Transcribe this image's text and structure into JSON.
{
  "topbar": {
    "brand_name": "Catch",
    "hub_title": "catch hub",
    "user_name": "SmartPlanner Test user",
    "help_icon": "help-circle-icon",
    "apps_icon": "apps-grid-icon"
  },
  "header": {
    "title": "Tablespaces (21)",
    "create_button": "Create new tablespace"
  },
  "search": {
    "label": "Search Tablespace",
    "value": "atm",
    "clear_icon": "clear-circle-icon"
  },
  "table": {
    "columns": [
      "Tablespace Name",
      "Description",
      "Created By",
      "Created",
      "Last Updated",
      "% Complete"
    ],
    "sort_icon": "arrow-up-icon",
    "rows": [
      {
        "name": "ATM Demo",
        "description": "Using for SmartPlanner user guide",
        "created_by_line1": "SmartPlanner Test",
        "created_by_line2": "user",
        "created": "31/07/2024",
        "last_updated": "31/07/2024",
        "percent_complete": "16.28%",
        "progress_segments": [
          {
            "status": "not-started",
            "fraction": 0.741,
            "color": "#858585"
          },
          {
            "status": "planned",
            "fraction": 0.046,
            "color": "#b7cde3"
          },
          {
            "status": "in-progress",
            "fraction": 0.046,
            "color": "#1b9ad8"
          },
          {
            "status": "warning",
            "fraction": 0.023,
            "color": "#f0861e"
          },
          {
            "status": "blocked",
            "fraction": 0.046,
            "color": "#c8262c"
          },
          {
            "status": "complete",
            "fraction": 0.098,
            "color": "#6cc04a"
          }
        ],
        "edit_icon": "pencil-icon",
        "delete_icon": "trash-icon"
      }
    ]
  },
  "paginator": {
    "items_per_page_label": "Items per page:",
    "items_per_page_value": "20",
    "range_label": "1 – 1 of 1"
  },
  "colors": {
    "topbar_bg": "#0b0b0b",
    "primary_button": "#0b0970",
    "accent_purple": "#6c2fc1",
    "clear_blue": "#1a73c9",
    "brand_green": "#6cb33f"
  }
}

Written exercise >> From the first line to the last, retype the data exactly.

Written answer >>
Transcribe this image's text and structure into JSON.
{
  "topbar": {
    "brand_name": "Catch",
    "hub_title": "catch hub",
    "user_name": "SmartPlanner Test user",
    "help_icon": "help-circle-icon",
    "apps_icon": "apps-grid-icon"
  },
  "header": {
    "title": "Tablespaces (21)",
    "create_button": "Create new tablespace"
  },
  "search": {
    "label": "Search Tablespace",
    "value": "atm",
    "clear_icon": "clear-circle-icon"
  },
  "table": {
    "columns": [
      "Tablespace Name",
      "Description",
      "Created By",
      "Created",
      "Last Updated",
      "% Complete"
    ],
    "sort_icon": "arrow-up-icon",
    "rows": [
      {
        "name": "ATM Demo",
        "description": "Using for SmartPlanner user guide",
        "created_by_line1": "SmartPlanner Test",
        "created_by_line2": "user",
        "created": "31/07/2024",
        "last_updated": "31/07/2024",
        "percent_complete": "16.28%",
        "progress_segments": [
          {
            "status": "not-started",
            "fraction": 0.741,
            "color": "#858585"
          },
          {
            "status": "planned",
            "fraction": 0.046,
            "color": "#b7cde3"
          },
          {
            "status": "in-progress",
            "fraction": 0.046,
            "color": "#1b9ad8"
          },
          {
            "status": "warning",
            "fraction": 0.023,
            "color": "#f0861e"
          },
          {
            "status": "blocked",
            "fraction": 0.046,
            "color": "#c8262c"
          },
          {
            "status": "complete",
            "fraction": 0.098,
            "color": "#6cc04a"
          }
        ],
        "edit_icon": "pencil-icon",
        "delete_icon": "trash-icon"
      }
    ]
  },
  "paginator": {
    "items_per_page_label": "Items per page:",
    "items_per_page_value": "20",
    "range_label": "1 – 1 of 1"
  },
  "colors": {
    "topbar_bg": "#0b0b0b",
    "primary_button": "#0b0970",
    "accent_purple": "#6c2fc1",
    "clear_blue": "#1a73c9",
    "brand_green": "#6cb33f"
  }
}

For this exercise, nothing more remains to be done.